What to produce: Give back all the data exactly, line by line.

(Collected data)
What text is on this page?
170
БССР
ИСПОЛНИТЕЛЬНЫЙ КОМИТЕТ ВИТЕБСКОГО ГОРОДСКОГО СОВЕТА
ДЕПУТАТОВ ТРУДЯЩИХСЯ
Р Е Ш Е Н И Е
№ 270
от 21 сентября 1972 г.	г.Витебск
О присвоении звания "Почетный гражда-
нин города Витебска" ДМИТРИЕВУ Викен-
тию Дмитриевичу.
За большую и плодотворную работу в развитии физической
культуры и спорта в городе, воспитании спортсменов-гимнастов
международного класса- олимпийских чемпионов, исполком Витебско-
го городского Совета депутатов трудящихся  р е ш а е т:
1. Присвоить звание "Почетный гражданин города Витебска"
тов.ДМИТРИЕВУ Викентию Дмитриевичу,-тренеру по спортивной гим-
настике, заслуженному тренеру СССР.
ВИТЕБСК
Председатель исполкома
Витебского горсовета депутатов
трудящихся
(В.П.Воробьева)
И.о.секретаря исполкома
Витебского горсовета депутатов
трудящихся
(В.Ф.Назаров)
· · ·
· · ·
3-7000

Solution:
What text is on this page?
170
БССР
ИСПОЛНИТЕЛЬНЫЙ КОМИТЕТ ВИТЕБСКОГО ГОРОДСКОГО СОВЕТА
ДЕПУТАТОВ ТРУДЯЩИХСЯ
Р Е Ш Е Н И Е
№ 270
от 21 сентября 1972 г.	г.Витебск
О присвоении звания "Почетный гражда-
нин города Витебска" ДМИТРИЕВУ Викен-
тию Дмитриевичу.
За большую и плодотворную работу в развитии физической
культуры и спорта в городе, воспитании спортсменов-гимнастов
международного класса- олимпийских чемпионов, исполком Витебско-
го городского Совета депутатов трудящихся  р е ш а е т:
1. Присвоить звание "Почетный гражданин города Витебска"
тов.ДМИТРИЕВУ Викентию Дмитриевичу,-тренеру по спортивной гим-
настике, заслуженному тренеру СССР.
ВИТЕБСК
Председатель исполкома
Витебского горсовета депутатов
трудящихся
(В.П.Воробьева)
И.о.секретаря исполкома
Витебского горсовета депутатов
трудящихся
(В.Ф.Назаров)
· · ·
· · ·
3-7000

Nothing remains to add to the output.